:: TASK INPUTS ::
------------------------

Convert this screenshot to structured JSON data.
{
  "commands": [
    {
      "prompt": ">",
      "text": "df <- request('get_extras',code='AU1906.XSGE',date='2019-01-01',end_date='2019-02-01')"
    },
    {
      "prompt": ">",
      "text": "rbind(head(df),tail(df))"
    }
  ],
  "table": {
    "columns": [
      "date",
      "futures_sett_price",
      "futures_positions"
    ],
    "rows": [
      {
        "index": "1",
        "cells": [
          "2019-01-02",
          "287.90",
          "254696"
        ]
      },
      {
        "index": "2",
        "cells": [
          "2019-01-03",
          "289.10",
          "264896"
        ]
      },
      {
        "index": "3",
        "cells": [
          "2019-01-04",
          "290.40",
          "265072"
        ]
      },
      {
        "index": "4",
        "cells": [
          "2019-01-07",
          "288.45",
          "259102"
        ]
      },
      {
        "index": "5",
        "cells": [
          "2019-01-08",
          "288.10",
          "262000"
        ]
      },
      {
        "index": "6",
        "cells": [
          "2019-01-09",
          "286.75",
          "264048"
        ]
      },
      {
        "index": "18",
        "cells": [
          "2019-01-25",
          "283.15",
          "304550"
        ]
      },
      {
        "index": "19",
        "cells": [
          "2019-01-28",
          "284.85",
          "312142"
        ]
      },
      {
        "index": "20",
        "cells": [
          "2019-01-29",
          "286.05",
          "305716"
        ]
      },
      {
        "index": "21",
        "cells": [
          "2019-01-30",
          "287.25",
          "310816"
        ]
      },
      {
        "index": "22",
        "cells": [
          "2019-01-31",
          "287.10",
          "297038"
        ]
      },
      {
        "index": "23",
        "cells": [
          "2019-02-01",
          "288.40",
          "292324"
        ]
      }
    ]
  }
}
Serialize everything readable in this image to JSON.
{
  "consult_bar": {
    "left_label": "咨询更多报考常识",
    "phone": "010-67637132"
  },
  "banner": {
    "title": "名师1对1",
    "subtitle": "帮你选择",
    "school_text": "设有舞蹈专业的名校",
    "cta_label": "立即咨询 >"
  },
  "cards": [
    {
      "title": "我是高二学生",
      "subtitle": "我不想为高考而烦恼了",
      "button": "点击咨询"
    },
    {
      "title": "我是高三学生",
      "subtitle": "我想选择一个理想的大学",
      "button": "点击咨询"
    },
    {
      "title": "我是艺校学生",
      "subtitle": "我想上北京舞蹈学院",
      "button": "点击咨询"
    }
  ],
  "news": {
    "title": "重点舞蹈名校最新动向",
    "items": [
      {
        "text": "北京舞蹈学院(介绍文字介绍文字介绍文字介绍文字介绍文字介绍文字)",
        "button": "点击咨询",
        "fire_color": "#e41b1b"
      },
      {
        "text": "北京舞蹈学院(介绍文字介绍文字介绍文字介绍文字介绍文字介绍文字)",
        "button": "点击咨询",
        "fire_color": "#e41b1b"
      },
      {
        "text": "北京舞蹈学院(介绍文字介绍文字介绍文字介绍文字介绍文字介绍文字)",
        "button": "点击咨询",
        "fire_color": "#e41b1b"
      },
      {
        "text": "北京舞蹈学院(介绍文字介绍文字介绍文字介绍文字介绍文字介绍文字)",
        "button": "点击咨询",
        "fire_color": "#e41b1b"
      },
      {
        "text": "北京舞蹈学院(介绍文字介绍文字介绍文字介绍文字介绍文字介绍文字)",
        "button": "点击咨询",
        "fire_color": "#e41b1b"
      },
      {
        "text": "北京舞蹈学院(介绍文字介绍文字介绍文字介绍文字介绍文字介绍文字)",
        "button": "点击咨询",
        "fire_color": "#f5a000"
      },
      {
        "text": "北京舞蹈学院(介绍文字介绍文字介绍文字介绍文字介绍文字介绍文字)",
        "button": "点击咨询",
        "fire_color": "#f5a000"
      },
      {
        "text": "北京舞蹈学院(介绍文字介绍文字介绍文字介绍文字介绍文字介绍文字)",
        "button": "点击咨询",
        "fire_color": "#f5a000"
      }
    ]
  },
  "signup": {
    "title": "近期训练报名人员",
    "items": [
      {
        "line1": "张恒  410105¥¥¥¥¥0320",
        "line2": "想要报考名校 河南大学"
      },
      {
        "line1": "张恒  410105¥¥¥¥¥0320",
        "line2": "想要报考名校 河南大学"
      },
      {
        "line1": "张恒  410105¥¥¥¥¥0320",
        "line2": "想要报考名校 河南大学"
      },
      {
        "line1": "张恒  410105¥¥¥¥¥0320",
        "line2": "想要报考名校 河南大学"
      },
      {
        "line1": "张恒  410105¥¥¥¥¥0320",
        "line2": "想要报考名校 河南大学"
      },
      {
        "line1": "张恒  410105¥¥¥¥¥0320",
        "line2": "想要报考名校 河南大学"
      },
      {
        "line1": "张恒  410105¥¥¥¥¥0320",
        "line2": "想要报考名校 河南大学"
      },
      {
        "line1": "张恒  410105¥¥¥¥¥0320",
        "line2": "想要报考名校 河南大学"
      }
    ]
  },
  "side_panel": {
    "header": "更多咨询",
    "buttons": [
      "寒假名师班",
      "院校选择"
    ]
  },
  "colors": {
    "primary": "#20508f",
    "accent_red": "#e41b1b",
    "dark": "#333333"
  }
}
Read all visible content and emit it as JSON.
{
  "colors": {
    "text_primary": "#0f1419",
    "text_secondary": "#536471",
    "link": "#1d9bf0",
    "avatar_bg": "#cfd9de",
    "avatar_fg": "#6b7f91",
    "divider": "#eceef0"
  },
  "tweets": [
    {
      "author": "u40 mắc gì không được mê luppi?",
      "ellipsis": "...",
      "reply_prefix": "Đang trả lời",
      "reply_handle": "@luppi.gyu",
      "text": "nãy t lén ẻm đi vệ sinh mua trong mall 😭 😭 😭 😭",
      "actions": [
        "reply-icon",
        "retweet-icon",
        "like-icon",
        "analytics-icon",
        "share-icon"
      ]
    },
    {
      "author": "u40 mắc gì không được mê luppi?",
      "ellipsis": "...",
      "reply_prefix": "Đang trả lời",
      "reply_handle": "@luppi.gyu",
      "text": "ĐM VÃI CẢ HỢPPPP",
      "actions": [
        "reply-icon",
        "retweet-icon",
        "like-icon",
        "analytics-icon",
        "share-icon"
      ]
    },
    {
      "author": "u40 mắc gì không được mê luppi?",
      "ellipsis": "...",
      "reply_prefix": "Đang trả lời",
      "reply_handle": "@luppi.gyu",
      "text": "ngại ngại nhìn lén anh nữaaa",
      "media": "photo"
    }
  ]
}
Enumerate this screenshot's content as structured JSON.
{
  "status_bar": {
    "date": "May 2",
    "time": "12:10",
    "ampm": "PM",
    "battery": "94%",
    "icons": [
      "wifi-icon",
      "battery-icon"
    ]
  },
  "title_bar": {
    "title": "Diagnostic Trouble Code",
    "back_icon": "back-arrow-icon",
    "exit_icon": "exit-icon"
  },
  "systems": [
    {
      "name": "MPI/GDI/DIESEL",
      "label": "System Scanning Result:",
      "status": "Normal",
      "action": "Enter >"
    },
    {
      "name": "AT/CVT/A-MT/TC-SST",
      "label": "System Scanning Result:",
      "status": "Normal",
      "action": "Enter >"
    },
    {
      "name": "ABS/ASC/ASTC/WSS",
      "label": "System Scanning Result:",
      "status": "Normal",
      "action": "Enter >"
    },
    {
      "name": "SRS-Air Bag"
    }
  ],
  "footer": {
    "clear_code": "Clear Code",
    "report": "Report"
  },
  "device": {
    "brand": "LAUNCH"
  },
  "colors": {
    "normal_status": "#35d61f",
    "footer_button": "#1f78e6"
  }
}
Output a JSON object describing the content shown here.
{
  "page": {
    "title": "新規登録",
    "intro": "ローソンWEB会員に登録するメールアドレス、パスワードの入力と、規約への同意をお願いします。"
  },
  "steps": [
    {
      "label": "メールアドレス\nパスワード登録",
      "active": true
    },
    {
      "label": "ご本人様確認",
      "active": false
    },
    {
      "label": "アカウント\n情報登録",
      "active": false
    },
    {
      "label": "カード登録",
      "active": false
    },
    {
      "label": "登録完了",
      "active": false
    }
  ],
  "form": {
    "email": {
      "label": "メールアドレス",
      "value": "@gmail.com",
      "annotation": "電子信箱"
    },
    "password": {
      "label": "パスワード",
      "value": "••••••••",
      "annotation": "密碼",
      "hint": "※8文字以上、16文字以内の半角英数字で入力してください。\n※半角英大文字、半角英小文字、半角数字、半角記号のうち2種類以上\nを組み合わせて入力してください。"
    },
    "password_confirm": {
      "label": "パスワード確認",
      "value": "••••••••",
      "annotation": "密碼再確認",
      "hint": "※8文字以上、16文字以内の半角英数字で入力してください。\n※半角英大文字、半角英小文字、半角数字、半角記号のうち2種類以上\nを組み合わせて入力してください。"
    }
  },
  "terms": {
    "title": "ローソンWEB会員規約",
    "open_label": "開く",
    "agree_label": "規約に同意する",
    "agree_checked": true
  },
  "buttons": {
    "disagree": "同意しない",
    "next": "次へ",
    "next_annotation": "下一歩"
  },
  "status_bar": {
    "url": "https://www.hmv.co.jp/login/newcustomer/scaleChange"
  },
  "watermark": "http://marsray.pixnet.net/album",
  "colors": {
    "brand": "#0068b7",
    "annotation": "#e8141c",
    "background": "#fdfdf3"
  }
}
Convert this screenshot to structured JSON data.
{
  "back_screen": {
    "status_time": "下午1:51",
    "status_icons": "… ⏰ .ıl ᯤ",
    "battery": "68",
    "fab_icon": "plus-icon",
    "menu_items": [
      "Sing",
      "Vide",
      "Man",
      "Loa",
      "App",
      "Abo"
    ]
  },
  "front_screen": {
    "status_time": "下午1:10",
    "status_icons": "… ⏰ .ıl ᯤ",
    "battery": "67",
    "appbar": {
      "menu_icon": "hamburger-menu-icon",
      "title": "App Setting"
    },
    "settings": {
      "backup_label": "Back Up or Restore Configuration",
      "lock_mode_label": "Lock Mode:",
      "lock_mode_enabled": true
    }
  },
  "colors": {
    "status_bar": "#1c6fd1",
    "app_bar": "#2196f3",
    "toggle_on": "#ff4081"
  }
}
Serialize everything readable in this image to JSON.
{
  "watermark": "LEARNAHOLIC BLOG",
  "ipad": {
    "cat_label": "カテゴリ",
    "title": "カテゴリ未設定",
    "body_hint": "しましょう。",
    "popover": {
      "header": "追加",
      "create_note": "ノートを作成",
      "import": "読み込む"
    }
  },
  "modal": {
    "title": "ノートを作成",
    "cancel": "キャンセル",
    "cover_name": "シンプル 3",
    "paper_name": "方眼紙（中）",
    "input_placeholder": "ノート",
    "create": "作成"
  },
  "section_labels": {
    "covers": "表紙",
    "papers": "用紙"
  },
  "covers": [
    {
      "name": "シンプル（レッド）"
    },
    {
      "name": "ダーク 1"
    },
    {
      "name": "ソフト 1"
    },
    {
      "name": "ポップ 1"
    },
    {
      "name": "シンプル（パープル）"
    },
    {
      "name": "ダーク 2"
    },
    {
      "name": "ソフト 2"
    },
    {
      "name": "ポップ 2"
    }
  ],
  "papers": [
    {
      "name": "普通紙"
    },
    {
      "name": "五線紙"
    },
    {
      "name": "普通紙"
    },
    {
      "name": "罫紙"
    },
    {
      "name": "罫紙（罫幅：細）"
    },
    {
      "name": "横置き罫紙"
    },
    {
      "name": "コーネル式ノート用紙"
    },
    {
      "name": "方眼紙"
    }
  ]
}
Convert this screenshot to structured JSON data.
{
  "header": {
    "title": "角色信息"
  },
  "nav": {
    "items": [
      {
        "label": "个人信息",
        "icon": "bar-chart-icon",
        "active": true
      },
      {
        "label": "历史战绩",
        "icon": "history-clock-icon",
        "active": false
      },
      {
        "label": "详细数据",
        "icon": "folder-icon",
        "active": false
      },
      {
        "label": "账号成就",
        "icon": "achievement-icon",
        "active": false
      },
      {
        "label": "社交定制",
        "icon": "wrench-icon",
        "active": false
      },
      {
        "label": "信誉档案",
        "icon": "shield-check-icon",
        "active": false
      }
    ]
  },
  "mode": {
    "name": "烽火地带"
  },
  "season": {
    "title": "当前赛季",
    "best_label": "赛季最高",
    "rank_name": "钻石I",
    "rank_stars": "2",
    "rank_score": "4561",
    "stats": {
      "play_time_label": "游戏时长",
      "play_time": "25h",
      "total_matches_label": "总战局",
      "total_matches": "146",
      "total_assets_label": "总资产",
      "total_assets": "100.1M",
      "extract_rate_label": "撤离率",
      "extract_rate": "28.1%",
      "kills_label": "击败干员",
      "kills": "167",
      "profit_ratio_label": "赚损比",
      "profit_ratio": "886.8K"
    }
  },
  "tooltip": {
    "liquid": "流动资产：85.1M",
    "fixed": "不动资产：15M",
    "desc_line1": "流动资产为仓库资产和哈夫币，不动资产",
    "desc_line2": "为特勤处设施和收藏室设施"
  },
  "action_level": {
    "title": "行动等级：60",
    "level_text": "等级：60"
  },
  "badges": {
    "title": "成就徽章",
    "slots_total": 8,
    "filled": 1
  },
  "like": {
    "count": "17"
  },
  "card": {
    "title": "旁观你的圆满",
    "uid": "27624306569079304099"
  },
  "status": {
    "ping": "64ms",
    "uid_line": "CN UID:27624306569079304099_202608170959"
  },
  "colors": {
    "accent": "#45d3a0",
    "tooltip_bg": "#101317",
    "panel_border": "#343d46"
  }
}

------------------------

:: WRITTEN EXERCISE ::
Filter the entries down to the lines containing "content". Copy each of those lines.

:: SOLUTION FOR THIS PROBLEM ::
Read all visible content and emit it as JSON.
Enumerate this screenshot's content as structured JSON.
Output a JSON object describing the content shown here.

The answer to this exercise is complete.